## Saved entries
__________

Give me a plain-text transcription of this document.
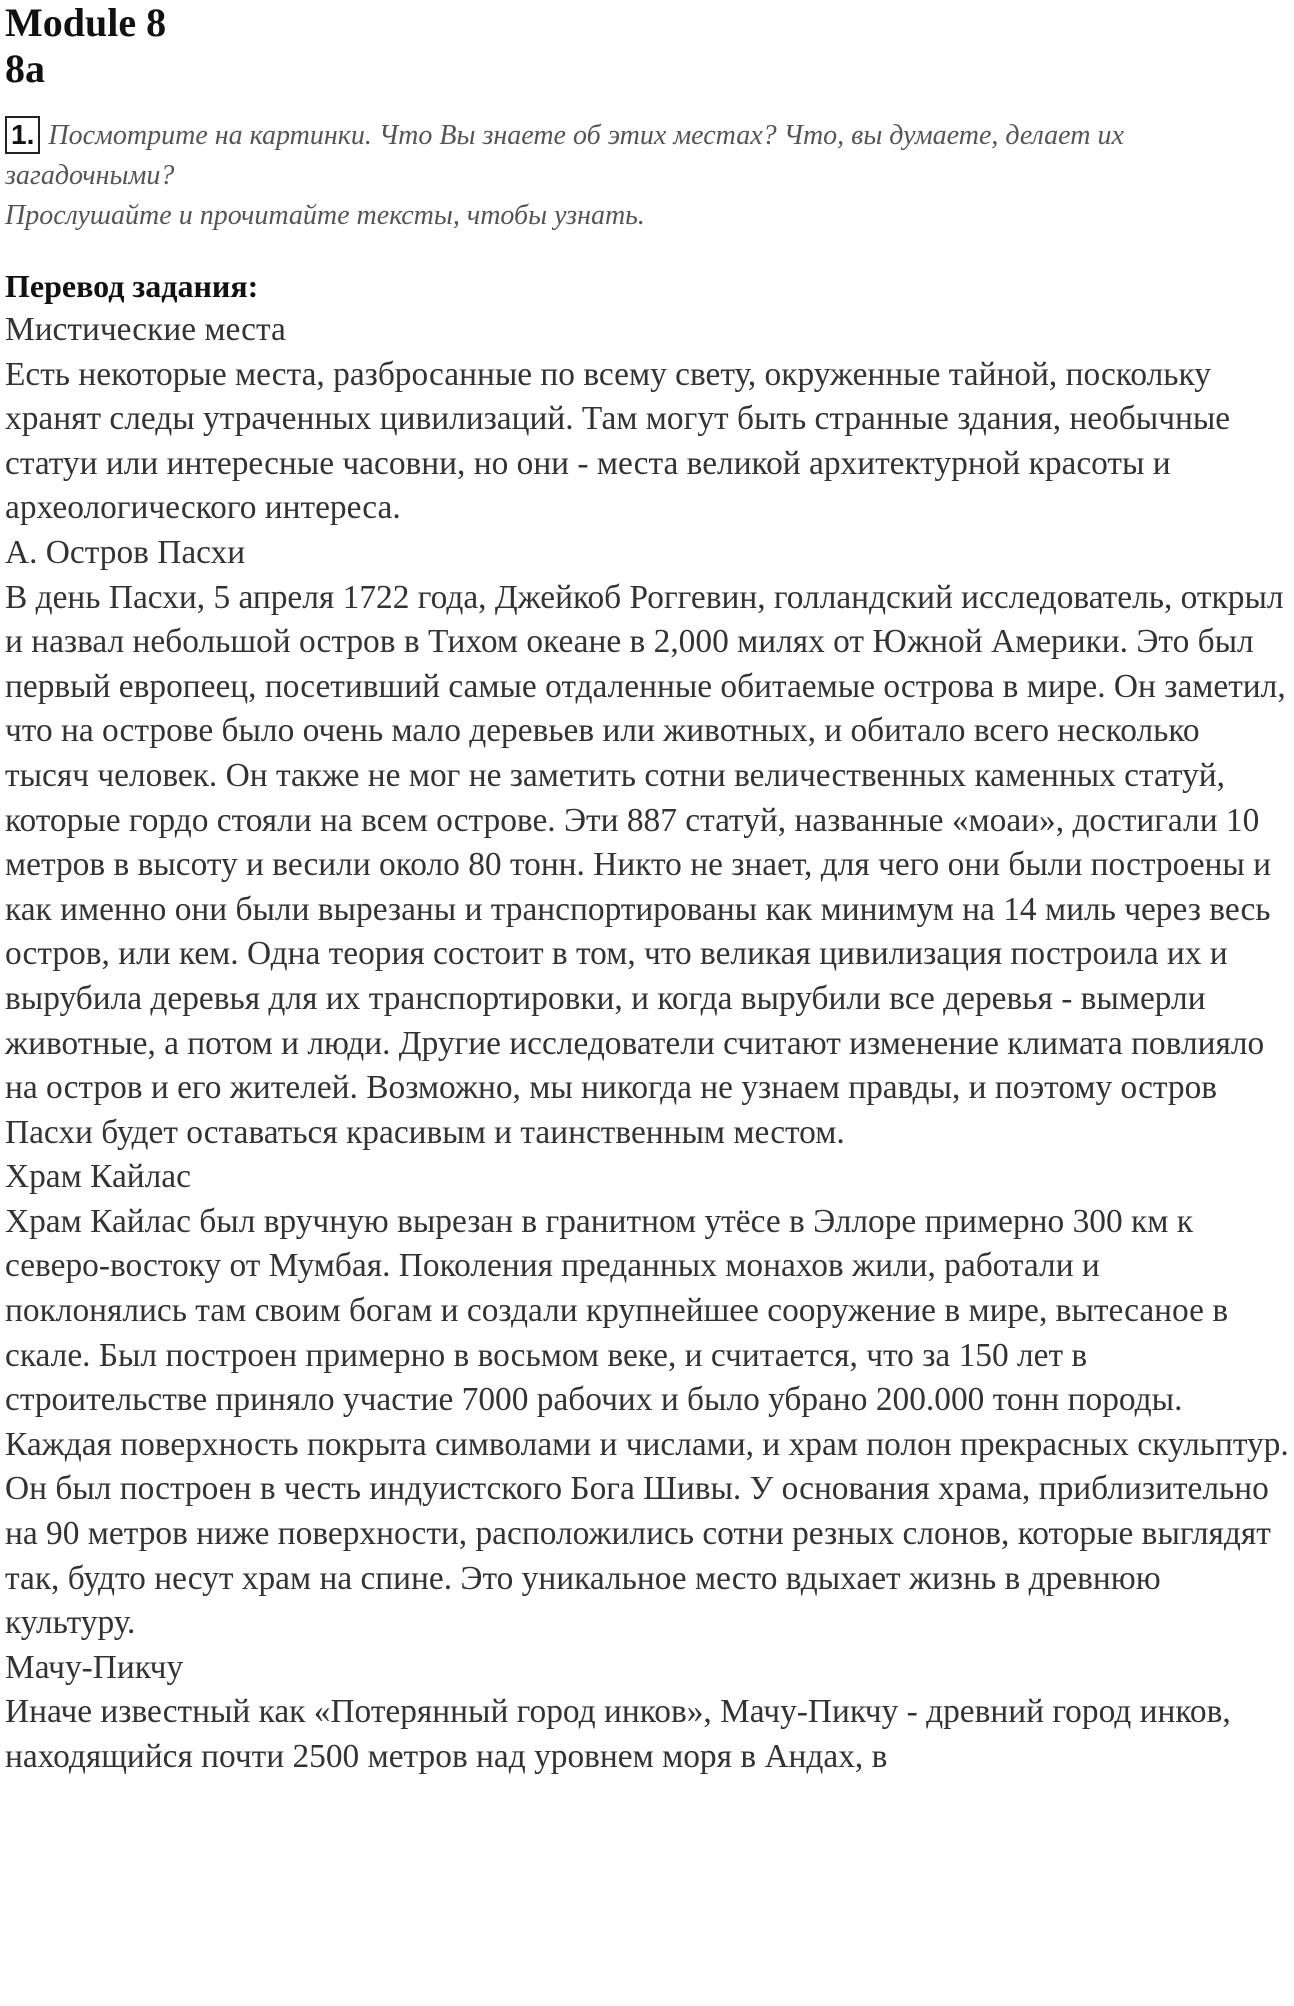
Module 8
8a
1. Посмотрите на картинки. Что Вы знаете об этих местах? Что, вы думаете, делает их загадочными?
Прослушайте и прочитайте тексты, чтобы узнать.
Перевод задания:

Мистические места

Есть некоторые места, разбросанные по всему свету, окруженные тайной, поскольку хранят следы утраченных цивилизаций. Там могут быть странные здания, необычные статуи или интересные часовни, но они - места великой архитектурной красоты и археологического интереса.

А. Остров Пасхи

В день Пасхи, 5 апреля 1722 года, Джейкоб Роггевин, голландский исследователь, открыл и назвал небольшой остров в Тихом океане в 2,000 милях от Южной Америки. Это был первый европеец, посетивший самые отдаленные обитаемые острова в мире. Он заметил, что на острове было очень мало деревьев или животных, и обитало всего несколько тысяч человек. Он также не мог не заметить сотни величественных каменных статуй, которые гордо стояли на всем острове. Эти 887 статуй, названные «моаи», достигали 10 метров в высоту и весили около 80 тонн. Никто не знает, для чего они были построены и как именно они были вырезаны и транспортированы как минимум на 14 миль через весь остров, или кем. Одна теория состоит в том, что великая цивилизация построила их и вырубила деревья для их транспортировки, и когда вырубили все деревья - вымерли животные, а потом и люди. Другие исследователи считают изменение климата повлияло на остров и его жителей. Возможно, мы никогда не узнаем правды, и поэтому остров Пасхи будет оставаться красивым и таинственным местом.

Храм Кайлас

Храм Кайлас был вручную вырезан в гранитном утёсе в Эллоре примерно 300 км к северо-востоку от Мумбая. Поколения преданных монахов жили, работали и поклонялись там своим богам и создали крупнейшее сооружение в мире, вытесаное в скале. Был построен примерно в восьмом веке, и считается, что за 150 лет в строительстве приняло участие 7000 рабочих и было убрано 200.000 тонн породы. Каждая поверхность покрыта символами и числами, и храм полон прекрасных скульптур. Он был построен в честь индуистского Бога Шивы. У основания храма, приблизительно на 90 метров ниже поверхности, расположились сотни резных слонов, которые выглядят так, будто несут храм на спине. Это уникальное место вдыхает жизнь в древнюю культуру.

Мачу-Пикчу

Иначе известный как «Потерянный город инков», Мачу-Пикчу - древний город инков, находящийся почти 2500 метров над уровнем моря в Андах, в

__________

## DIRECTIONS FOR THIS TASK
Out of the material above, gather each line where "Пасхи" appears.

## CORRECT ANSWER
А. Остров Пасхи
В день Пасхи, 5 апреля 1722 года, Джейкоб Роггевин, голландский исследователь, открыл и назвал небольшой остров в Тихом океане в 2,000 милях от Южной Америки. Это был первый европеец, посетивший самые отдаленные обитаемые острова в мире. Он заметил, что на острове было очень мало деревьев или животных, и обитало всего несколько тысяч человек. Он также не мог не заметить сотни величественных каменных статуй, которые гордо стояли на всем острове. Эти 887 статуй, названные «моаи», достигали 10 метров в высоту и весили около 80 тонн. Никто не знает, для чего они были построены и как именно они были вырезаны и транспортированы как минимум на 14 миль через весь остров, или кем. Одна теория состоит в том, что великая цивилизация построила их и вырубила деревья для их транспортировки, и когда вырубили все деревья - вымерли животные, а потом и люди. Другие исследователи считают изменение климата повлияло на остров и его жителей. Возможно, мы никогда не узнаем правды, и поэтому остров Пасхи будет оставаться красивым и таинственным местом.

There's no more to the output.